Reproduce all of the data below without alteration; exclude every picture.

# Given data start

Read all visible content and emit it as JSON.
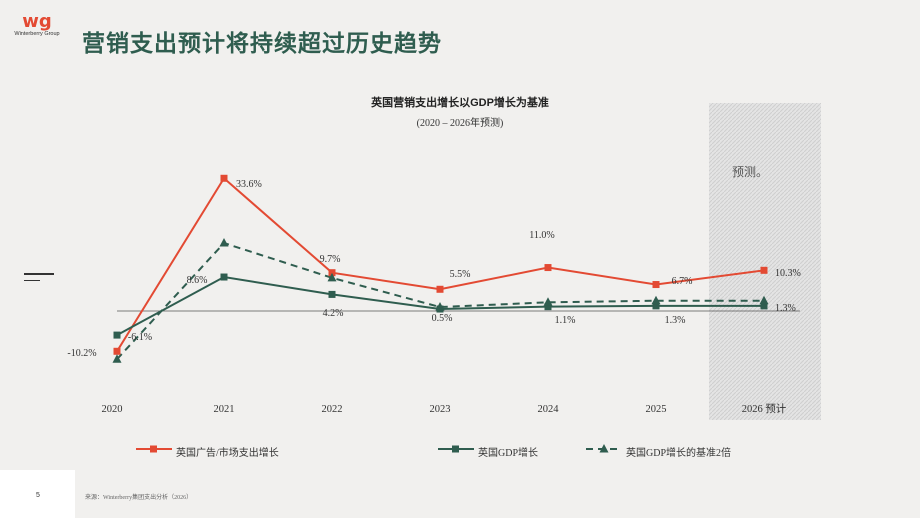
{
  "logo": {
    "mark": "wg",
    "brand": "Winterberry Group"
  },
  "page_title": "营销支出预计将持续超过历史趋势",
  "footer": {
    "page_number": "5",
    "source": "来源：Winterberry集团支出分析（2026）"
  },
  "colors": {
    "red": "#e34a33",
    "green": "#2f5d4f",
    "title": "#2f5d4f"
  },
  "chart_data": {
    "type": "line",
    "title": "英国营销支出增长以GDP增长为基准",
    "subtitle": "(2020 – 2026年预测)",
    "categories": [
      "2020",
      "2021",
      "2022",
      "2023",
      "2024",
      "2025",
      "2026 预计"
    ],
    "forecast_label": "预测。",
    "series": [
      {
        "name": "英国广告/市场支出增长",
        "style": "solid",
        "marker": "square",
        "color": "#e34a33",
        "values": [
          -10.2,
          33.6,
          9.7,
          5.5,
          11.0,
          6.7,
          10.3
        ],
        "labels": [
          "-10.2%",
          "33.6%",
          "9.7%",
          "5.5%",
          "11.0%",
          "6.7%",
          "10.3%"
        ]
      },
      {
        "name": "英国GDP增长",
        "style": "solid",
        "marker": "square",
        "color": "#2f5d4f",
        "values": [
          -6.1,
          8.6,
          4.2,
          0.5,
          1.1,
          1.3,
          1.3
        ],
        "labels": [
          "-6.1%",
          "8.6%",
          "4.2%",
          "0.5%",
          "1.1%",
          "1.3%",
          "1.3%"
        ]
      },
      {
        "name": "英国GDP增长的基准2倍",
        "style": "dashed",
        "marker": "triangle",
        "color": "#2f5d4f",
        "values": [
          -12.2,
          17.2,
          8.4,
          1.0,
          2.2,
          2.6,
          2.6
        ]
      }
    ]
  }
}
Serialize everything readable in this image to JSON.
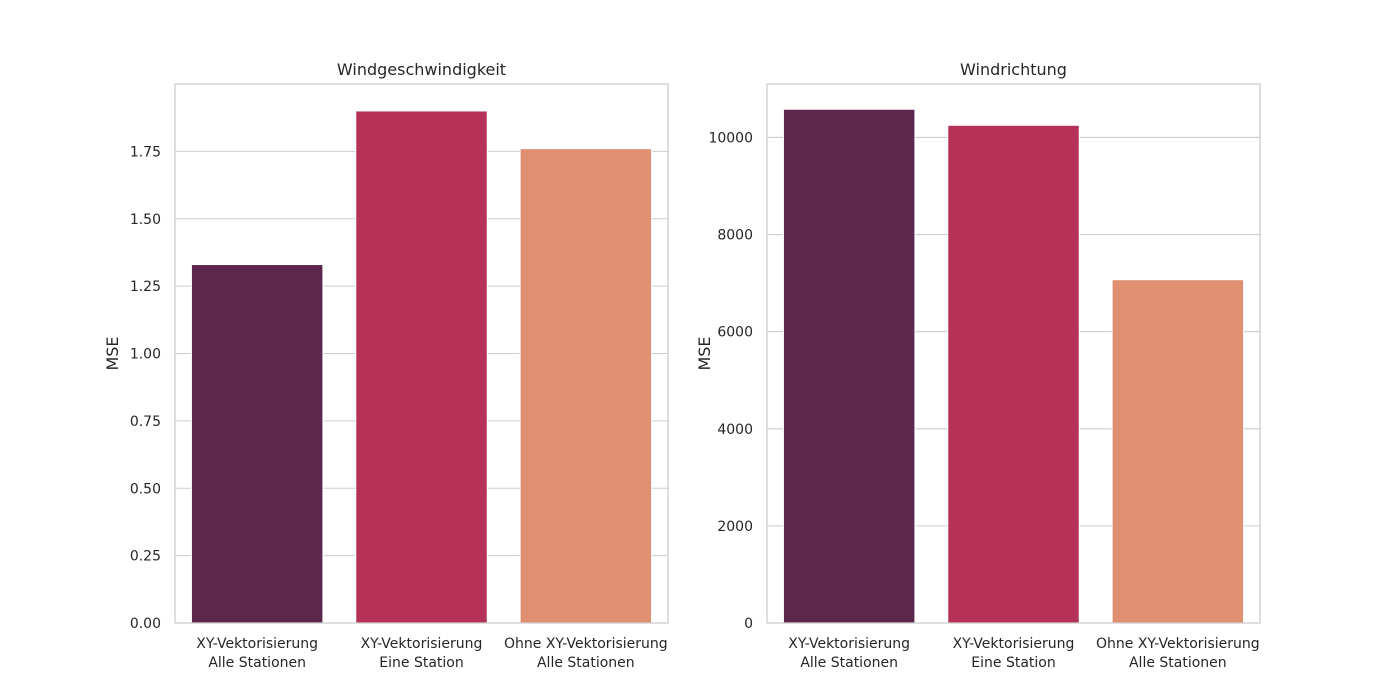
{
  "chart_data": [
    {
      "type": "bar",
      "title": "Windgeschwindigkeit",
      "xlabel": "",
      "ylabel": "MSE",
      "categories": [
        [
          "XY-Vektorisierung",
          "Alle Stationen"
        ],
        [
          "XY-Vektorisierung",
          "Eine Station"
        ],
        [
          "Ohne XY-Vektorisierung",
          "Alle Stationen"
        ]
      ],
      "values": [
        1.33,
        1.9,
        1.76
      ],
      "colors": [
        "#5c264d",
        "#b53157",
        "#e08f71"
      ],
      "ylim": [
        0,
        2.0
      ],
      "yticks": [
        0.0,
        0.25,
        0.5,
        0.75,
        1.0,
        1.25,
        1.5,
        1.75
      ],
      "ytick_labels": [
        "0.00",
        "0.25",
        "0.50",
        "0.75",
        "1.00",
        "1.25",
        "1.50",
        "1.75"
      ],
      "grid": "horizontal"
    },
    {
      "type": "bar",
      "title": "Windrichtung",
      "xlabel": "",
      "ylabel": "MSE",
      "categories": [
        [
          "XY-Vektorisierung",
          "Alle Stationen"
        ],
        [
          "XY-Vektorisierung",
          "Eine Station"
        ],
        [
          "Ohne XY-Vektorisierung",
          "Alle Stationen"
        ]
      ],
      "values": [
        10580,
        10250,
        7070
      ],
      "colors": [
        "#5c264d",
        "#b53157",
        "#e08f71"
      ],
      "ylim": [
        0,
        11100
      ],
      "yticks": [
        0,
        2000,
        4000,
        6000,
        8000,
        10000
      ],
      "ytick_labels": [
        "0",
        "2000",
        "4000",
        "6000",
        "8000",
        "10000"
      ],
      "grid": "horizontal"
    }
  ]
}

# Given data end

## [Reply to the task]
Read all visible content and emit it as JSON.
{
  "logo": {
    "mark": "wg",
    "brand": "Winterberry Group"
  },
  "page_title": "营销支出预计将持续超过历史趋势",
  "footer": {
    "page_number": "5",
    "source": "来源：Winterberry集团支出分析（2026）"
  },
  "colors": {
    "red": "#e34a33",
    "green": "#2f5d4f",
    "title": "#2f5d4f"
  },
  "chart_data": {
    "type": "line",
    "title": "英国营销支出增长以GDP增长为基准",
    "subtitle": "(2020 – 2026年预测)",
    "categories": [
      "2020",
      "2021",
      "2022",
      "2023",
      "2024",
      "2025",
      "2026 预计"
    ],
    "forecast_label": "预测。",
    "series": [
      {
        "name": "英国广告/市场支出增长",
        "style": "solid",
        "marker": "square",
        "color": "#e34a33",
        "values": [
          -10.2,
          33.6,
          9.7,
          5.5,
          11.0,
          6.7,
          10.3
        ],
        "labels": [
          "-10.2%",
          "33.6%",
          "9.7%",
          "5.5%",
          "11.0%",
          "6.7%",
          "10.3%"
        ]
      },
      {
        "name": "英国GDP增长",
        "style": "solid",
        "marker": "square",
        "color": "#2f5d4f",
        "values": [
          -6.1,
          8.6,
          4.2,
          0.5,
          1.1,
          1.3,
          1.3
        ],
        "labels": [
          "-6.1%",
          "8.6%",
          "4.2%",
          "0.5%",
          "1.1%",
          "1.3%",
          "1.3%"
        ]
      },
      {
        "name": "英国GDP增长的基准2倍",
        "style": "dashed",
        "marker": "triangle",
        "color": "#2f5d4f",
        "values": [
          -12.2,
          17.2,
          8.4,
          1.0,
          2.2,
          2.6,
          2.6
        ]
      }
    ]
  }
}
Serialize everything readable in this image to JSON.
{
  "chart_data": [
    {
      "type": "bar",
      "title": "Windgeschwindigkeit",
      "xlabel": "",
      "ylabel": "MSE",
      "categories": [
        [
          "XY-Vektorisierung",
          "Alle Stationen"
        ],
        [
          "XY-Vektorisierung",
          "Eine Station"
        ],
        [
          "Ohne XY-Vektorisierung",
          "Alle Stationen"
        ]
      ],
      "values": [
        1.33,
        1.9,
        1.76
      ],
      "colors": [
        "#5c264d",
        "#b53157",
        "#e08f71"
      ],
      "ylim": [
        0,
        2.0
      ],
      "yticks": [
        0.0,
        0.25,
        0.5,
        0.75,
        1.0,
        1.25,
        1.5,
        1.75
      ],
      "ytick_labels": [
        "0.00",
        "0.25",
        "0.50",
        "0.75",
        "1.00",
        "1.25",
        "1.50",
        "1.75"
      ],
      "grid": "horizontal"
    },
    {
      "type": "bar",
      "title": "Windrichtung",
      "xlabel": "",
      "ylabel": "MSE",
      "categories": [
        [
          "XY-Vektorisierung",
          "Alle Stationen"
        ],
        [
          "XY-Vektorisierung",
          "Eine Station"
        ],
        [
          "Ohne XY-Vektorisierung",
          "Alle Stationen"
        ]
      ],
      "values": [
        10580,
        10250,
        7070
      ],
      "colors": [
        "#5c264d",
        "#b53157",
        "#e08f71"
      ],
      "ylim": [
        0,
        11100
      ],
      "yticks": [
        0,
        2000,
        4000,
        6000,
        8000,
        10000
      ],
      "ytick_labels": [
        "0",
        "2000",
        "4000",
        "6000",
        "8000",
        "10000"
      ],
      "grid": "horizontal"
    }
  ]
}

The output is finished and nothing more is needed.